### What the exercise asks
Pictures aside, restate the records below exactly as written.

### Exercise input
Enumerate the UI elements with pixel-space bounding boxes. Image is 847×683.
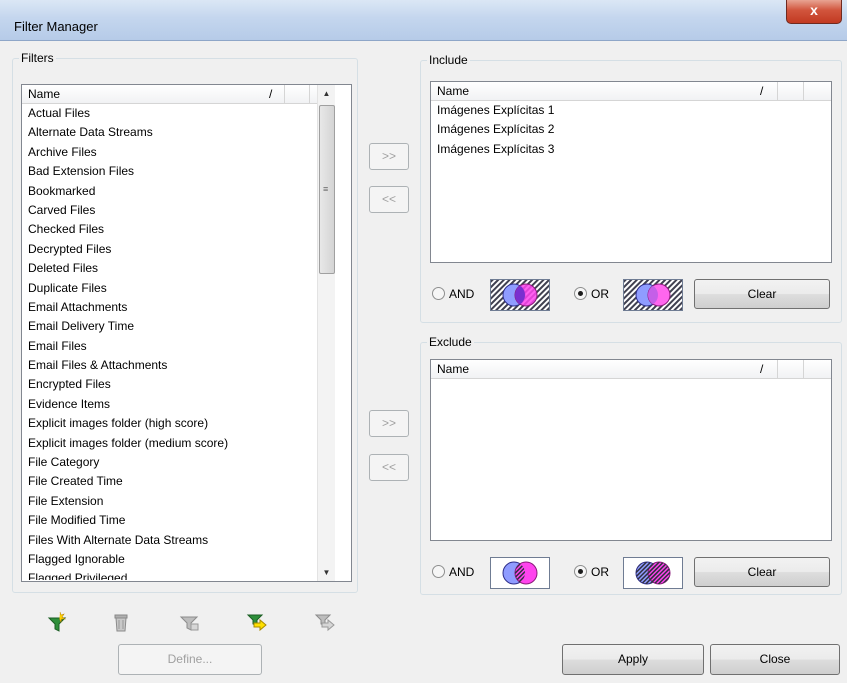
grip-icon: ≡: [323, 184, 329, 194]
include-list-item[interactable]: Imágenes Explícitas 1: [431, 101, 831, 120]
import-filter-icon[interactable]: [246, 611, 268, 633]
scroll-down-icon[interactable]: ▼: [318, 564, 335, 581]
sort-indicator: /: [760, 84, 764, 98]
exclude-list-header[interactable]: Name /: [431, 360, 831, 379]
exclude-and-label[interactable]: AND: [449, 565, 474, 579]
filter-list-item[interactable]: File Created Time: [22, 472, 334, 491]
exclude-list[interactable]: Name /: [430, 359, 832, 541]
window-title: Filter Manager: [14, 19, 98, 34]
or-venn-icon: [623, 279, 683, 311]
filter-list-item[interactable]: Alternate Data Streams: [22, 123, 334, 142]
remove-from-include-button[interactable]: <<: [369, 186, 409, 213]
include-list-header[interactable]: Name /: [431, 82, 831, 101]
filter-list-item[interactable]: Email Delivery Time: [22, 317, 334, 336]
filter-list-item[interactable]: Email Files: [22, 337, 334, 356]
remove-from-exclude-button[interactable]: <<: [369, 454, 409, 481]
include-list-item[interactable]: Imágenes Explícitas 2: [431, 120, 831, 139]
define-button[interactable]: Define...: [118, 644, 262, 675]
filters-rows: Actual Files Alternate Data Streams Archiv…: [22, 104, 334, 580]
title-bar: Filter Manager x: [0, 0, 847, 41]
filter-list-item[interactable]: File Category: [22, 453, 334, 472]
include-list-item[interactable]: Imágenes Explícitas 3: [431, 140, 831, 159]
filter-list-item[interactable]: Files With Alternate Data Streams: [22, 531, 334, 550]
include-or-radio[interactable]: [574, 287, 587, 300]
filters-list-header[interactable]: Name /: [22, 85, 334, 104]
edit-filter-icon[interactable]: [178, 611, 200, 633]
and-venn-icon: [490, 279, 550, 311]
filter-list-item[interactable]: Archive Files: [22, 143, 334, 162]
exclude-legend: Exclude: [429, 335, 472, 349]
add-to-exclude-button[interactable]: >>: [369, 410, 409, 437]
filter-list-item[interactable]: Carved Files: [22, 201, 334, 220]
new-filter-icon[interactable]: [46, 611, 68, 633]
filter-list-item[interactable]: Bad Extension Files: [22, 162, 334, 181]
include-rows: Imágenes Explícitas 1 Imágenes Explícitas…: [431, 101, 831, 159]
filter-list-item[interactable]: File Extension: [22, 492, 334, 511]
exclude-or-label[interactable]: OR: [591, 565, 609, 579]
filter-list-item[interactable]: Encrypted Files: [22, 375, 334, 394]
filter-list-item[interactable]: Email Files & Attachments: [22, 356, 334, 375]
filter-list-item[interactable]: Decrypted Files: [22, 240, 334, 259]
and-venn-icon: [490, 557, 550, 589]
filter-list-item[interactable]: Email Attachments: [22, 298, 334, 317]
sort-indicator: /: [269, 87, 273, 101]
dialog-body: Filters Name / Actual Files Alternate Dat…: [2, 41, 843, 681]
include-legend: Include: [429, 53, 468, 67]
add-to-include-button[interactable]: >>: [369, 143, 409, 170]
include-or-label[interactable]: OR: [591, 287, 609, 301]
filters-list[interactable]: Name / Actual Files Alternate Data Stream…: [21, 84, 352, 582]
name-column-header[interactable]: Name: [437, 84, 469, 98]
name-column-header[interactable]: Name: [437, 362, 469, 376]
column-divider: [803, 82, 804, 100]
filter-list-item[interactable]: Explicit images folder (medium score): [22, 434, 334, 453]
or-venn-icon: [623, 557, 683, 589]
scroll-up-icon[interactable]: ▲: [318, 85, 335, 102]
include-and-radio[interactable]: [432, 287, 445, 300]
filters-legend: Filters: [21, 51, 54, 65]
filter-list-item[interactable]: Actual Files: [22, 104, 334, 123]
delete-filter-icon[interactable]: [110, 611, 132, 633]
filter-list-item[interactable]: Bookmarked: [22, 182, 334, 201]
filter-list-item[interactable]: Duplicate Files: [22, 279, 334, 298]
column-divider: [284, 85, 285, 103]
filter-list-item[interactable]: Explicit images folder (high score): [22, 414, 334, 433]
scroll-thumb[interactable]: ≡: [319, 105, 335, 274]
close-button[interactable]: Close: [710, 644, 840, 675]
column-divider: [803, 360, 804, 378]
filter-list-item[interactable]: Checked Files: [22, 220, 334, 239]
include-clear-button[interactable]: Clear: [694, 279, 830, 309]
filter-list-item[interactable]: Evidence Items: [22, 395, 334, 414]
name-column-header[interactable]: Name: [28, 87, 60, 101]
exclude-or-radio[interactable]: [574, 565, 587, 578]
sort-indicator: /: [760, 362, 764, 376]
filter-list-item[interactable]: File Modified Time: [22, 511, 334, 530]
column-divider: [777, 360, 778, 378]
export-filter-icon[interactable]: [314, 611, 336, 633]
exclude-clear-button[interactable]: Clear: [694, 557, 830, 587]
close-window-button[interactable]: x: [786, 0, 842, 24]
filter-list-item[interactable]: Flagged Ignorable: [22, 550, 334, 569]
include-and-label[interactable]: AND: [449, 287, 474, 301]
filter-list-item[interactable]: Deleted Files: [22, 259, 334, 278]
apply-button[interactable]: Apply: [562, 644, 704, 675]
include-list[interactable]: Name / Imágenes Explícitas 1 Imágenes Exp…: [430, 81, 832, 263]
filters-scrollbar[interactable]: ▲ ≡ ▼: [317, 85, 335, 581]
column-divider: [309, 85, 310, 103]
column-divider: [777, 82, 778, 100]
filter-list-item[interactable]: Flagged Privileged: [22, 569, 334, 580]
exclude-and-radio[interactable]: [432, 565, 445, 578]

### Output for this exercise
Enumerate the UI elements with pixel-space bounding boxes. Image is 847×683.
grip-icon: ≡: [323, 184, 329, 194]
include-list-item[interactable]: Imágenes Explícitas 1: [431, 101, 831, 120]
import-filter-icon[interactable]: [246, 611, 268, 633]
scroll-down-icon[interactable]: ▼: [318, 564, 335, 581]
sort-indicator: /: [760, 84, 764, 98]
exclude-list-header[interactable]: Name /: [431, 360, 831, 379]
exclude-and-label[interactable]: AND: [449, 565, 474, 579]
filter-list-item[interactable]: File Created Time: [22, 472, 334, 491]
exclude-list[interactable]: Name /: [430, 359, 832, 541]
window-title: Filter Manager: [14, 19, 98, 34]
or-venn-icon: [623, 279, 683, 311]
filter-list-item[interactable]: Alternate Data Streams: [22, 123, 334, 142]
remove-from-include-button[interactable]: <<: [369, 186, 409, 213]
include-list-header[interactable]: Name /: [431, 82, 831, 101]
filter-list-item[interactable]: Email Delivery Time: [22, 317, 334, 336]
filter-list-item[interactable]: Email Files: [22, 337, 334, 356]
remove-from-exclude-button[interactable]: <<: [369, 454, 409, 481]
include-list-item[interactable]: Imágenes Explícitas 2: [431, 120, 831, 139]
define-button[interactable]: Define...: [118, 644, 262, 675]
filters-rows: Actual Files Alternate Data Streams Archiv…: [22, 104, 334, 580]
title-bar: Filter Manager x: [0, 0, 847, 41]
filter-list-item[interactable]: File Category: [22, 453, 334, 472]
include-list-item[interactable]: Imágenes Explícitas 3: [431, 140, 831, 159]
filter-list-item[interactable]: Files With Alternate Data Streams: [22, 531, 334, 550]
include-or-radio[interactable]: [574, 287, 587, 300]
filters-list-header[interactable]: Name /: [22, 85, 334, 104]
edit-filter-icon[interactable]: [178, 611, 200, 633]
and-venn-icon: [490, 279, 550, 311]
filter-list-item[interactable]: Archive Files: [22, 143, 334, 162]
exclude-legend: Exclude: [429, 335, 472, 349]
add-to-exclude-button[interactable]: >>: [369, 410, 409, 437]
filter-list-item[interactable]: Carved Files: [22, 201, 334, 220]
new-filter-icon[interactable]: [46, 611, 68, 633]
filter-list-item[interactable]: Bad Extension Files: [22, 162, 334, 181]
include-rows: Imágenes Explícitas 1 Imágenes Explícitas…: [431, 101, 831, 159]
filter-list-item[interactable]: File Extension: [22, 492, 334, 511]
exclude-or-label[interactable]: OR: [591, 565, 609, 579]
filter-list-item[interactable]: Encrypted Files: [22, 375, 334, 394]
filter-list-item[interactable]: Email Files & Attachments: [22, 356, 334, 375]
filter-list-item[interactable]: Decrypted Files: [22, 240, 334, 259]
and-venn-icon: [490, 557, 550, 589]
filter-list-item[interactable]: Email Attachments: [22, 298, 334, 317]
sort-indicator: /: [269, 87, 273, 101]
dialog-body: Filters Name / Actual Files Alternate Dat…: [2, 41, 843, 681]
include-legend: Include: [429, 53, 468, 67]
add-to-include-button[interactable]: >>: [369, 143, 409, 170]
include-or-label[interactable]: OR: [591, 287, 609, 301]
filters-list[interactable]: Name / Actual Files Alternate Data Stream…: [21, 84, 352, 582]
name-column-header[interactable]: Name: [437, 84, 469, 98]
name-column-header[interactable]: Name: [437, 362, 469, 376]
column-divider: [803, 82, 804, 100]
filter-list-item[interactable]: Explicit images folder (medium score): [22, 434, 334, 453]
or-venn-icon: [623, 557, 683, 589]
scroll-up-icon[interactable]: ▲: [318, 85, 335, 102]
include-and-radio[interactable]: [432, 287, 445, 300]
filters-legend: Filters: [21, 51, 54, 65]
filter-list-item[interactable]: Actual Files: [22, 104, 334, 123]
delete-filter-icon[interactable]: [110, 611, 132, 633]
filter-list-item[interactable]: Bookmarked: [22, 182, 334, 201]
filter-list-item[interactable]: Duplicate Files: [22, 279, 334, 298]
column-divider: [284, 85, 285, 103]
filter-list-item[interactable]: Explicit images folder (high score): [22, 414, 334, 433]
scroll-thumb[interactable]: ≡: [319, 105, 335, 274]
close-button[interactable]: Close: [710, 644, 840, 675]
column-divider: [803, 360, 804, 378]
filter-list-item[interactable]: Checked Files: [22, 220, 334, 239]
include-clear-button[interactable]: Clear: [694, 279, 830, 309]
filter-list-item[interactable]: Evidence Items: [22, 395, 334, 414]
name-column-header[interactable]: Name: [28, 87, 60, 101]
exclude-or-radio[interactable]: [574, 565, 587, 578]
sort-indicator: /: [760, 362, 764, 376]
filter-list-item[interactable]: File Modified Time: [22, 511, 334, 530]
column-divider: [777, 360, 778, 378]
export-filter-icon[interactable]: [314, 611, 336, 633]
exclude-clear-button[interactable]: Clear: [694, 557, 830, 587]
close-window-button[interactable]: x: [786, 0, 842, 24]
filter-list-item[interactable]: Flagged Ignorable: [22, 550, 334, 569]
include-and-label[interactable]: AND: [449, 287, 474, 301]
filter-list-item[interactable]: Deleted Files: [22, 259, 334, 278]
apply-button[interactable]: Apply: [562, 644, 704, 675]
include-list[interactable]: Name / Imágenes Explícitas 1 Imágenes Exp…: [430, 81, 832, 263]
filters-scrollbar[interactable]: ▲ ≡ ▼: [317, 85, 335, 581]
column-divider: [309, 85, 310, 103]
column-divider: [777, 82, 778, 100]
filter-list-item[interactable]: Flagged Privileged: [22, 569, 334, 580]
exclude-and-radio[interactable]: [432, 565, 445, 578]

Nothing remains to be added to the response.